Some lines in the listing hold the word "virus". Return each of them.

↓↓↓

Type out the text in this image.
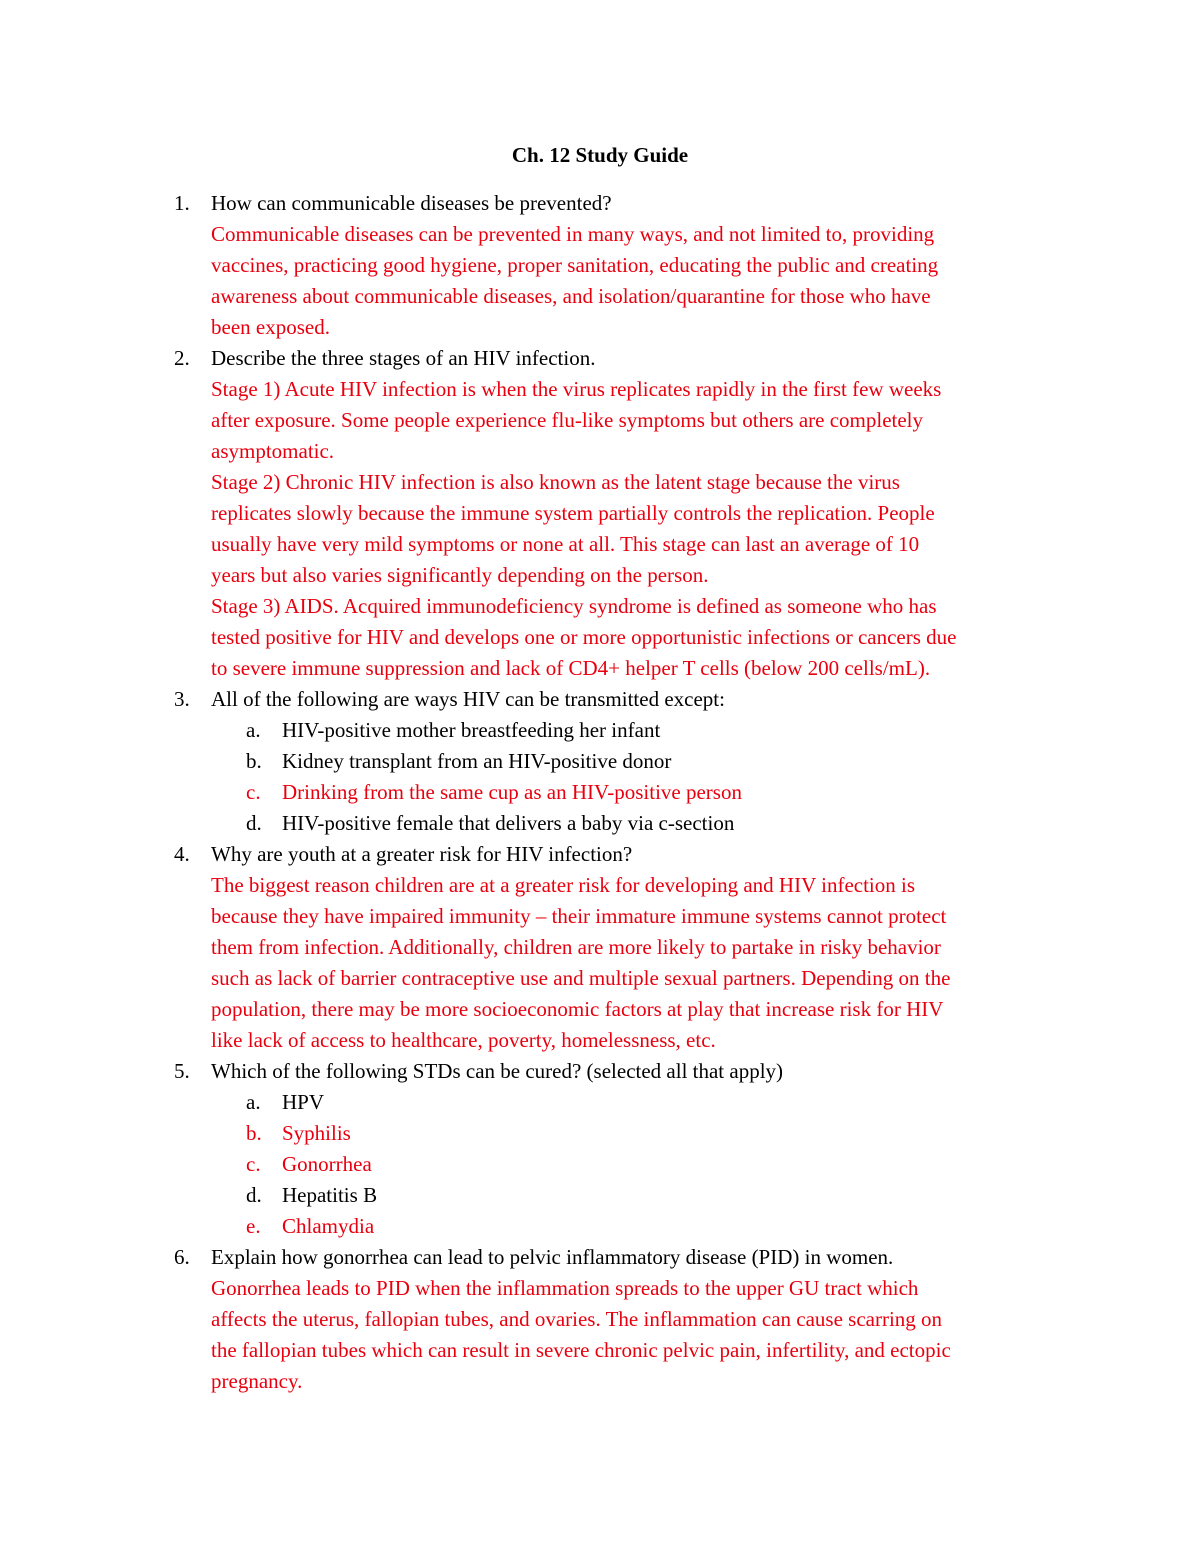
Ch. 12 Study Guide
1. How can communicable diseases be prevented?
Communicable diseases can be prevented in many ways, and not limited to, providing
vaccines, practicing good hygiene, proper sanitation, educating the public and creating
awareness about communicable diseases, and isolation/quarantine for those who have
been exposed.
2. Describe the three stages of an HIV infection.
Stage 1) Acute HIV infection is when the virus replicates rapidly in the first few weeks
after exposure. Some people experience flu-like symptoms but others are completely
asymptomatic.
Stage 2) Chronic HIV infection is also known as the latent stage because the virus
replicates slowly because the immune system partially controls the replication. People
usually have very mild symptoms or none at all. This stage can last an average of 10
years but also varies significantly depending on the person.
Stage 3) AIDS. Acquired immunodeficiency syndrome is defined as someone who has
tested positive for HIV and develops one or more opportunistic infections or cancers due
to severe immune suppression and lack of CD4+ helper T cells (below 200 cells/mL).
3. All of the following are ways HIV can be transmitted except:
a. HIV-positive mother breastfeeding her infant
b. Kidney transplant from an HIV-positive donor
c. Drinking from the same cup as an HIV-positive person
d. HIV-positive female that delivers a baby via c-section
4. Why are youth at a greater risk for HIV infection?
The biggest reason children are at a greater risk for developing and HIV infection is
because they have impaired immunity – their immature immune systems cannot protect
them from infection. Additionally, children are more likely to partake in risky behavior
such as lack of barrier contraceptive use and multiple sexual partners. Depending on the
population, there may be more socioeconomic factors at play that increase risk for HIV
like lack of access to healthcare, poverty, homelessness, etc.
5. Which of the following STDs can be cured? (selected all that apply)
a. HPV
b. Syphilis
c. Gonorrhea
d. Hepatitis B
e. Chlamydia
6. Explain how gonorrhea can lead to pelvic inflammatory disease (PID) in women.
Gonorrhea leads to PID when the inflammation spreads to the upper GU tract which
affects the uterus, fallopian tubes, and ovaries. The inflammation can cause scarring on
the fallopian tubes which can result in severe chronic pelvic pain, infertility, and ectopic
pregnancy.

↑↑↑

__Problem solution__:
Stage 1) Acute HIV infection is when the virus replicates rapidly in the first few weeks
Stage 2) Chronic HIV infection is also known as the latent stage because the virus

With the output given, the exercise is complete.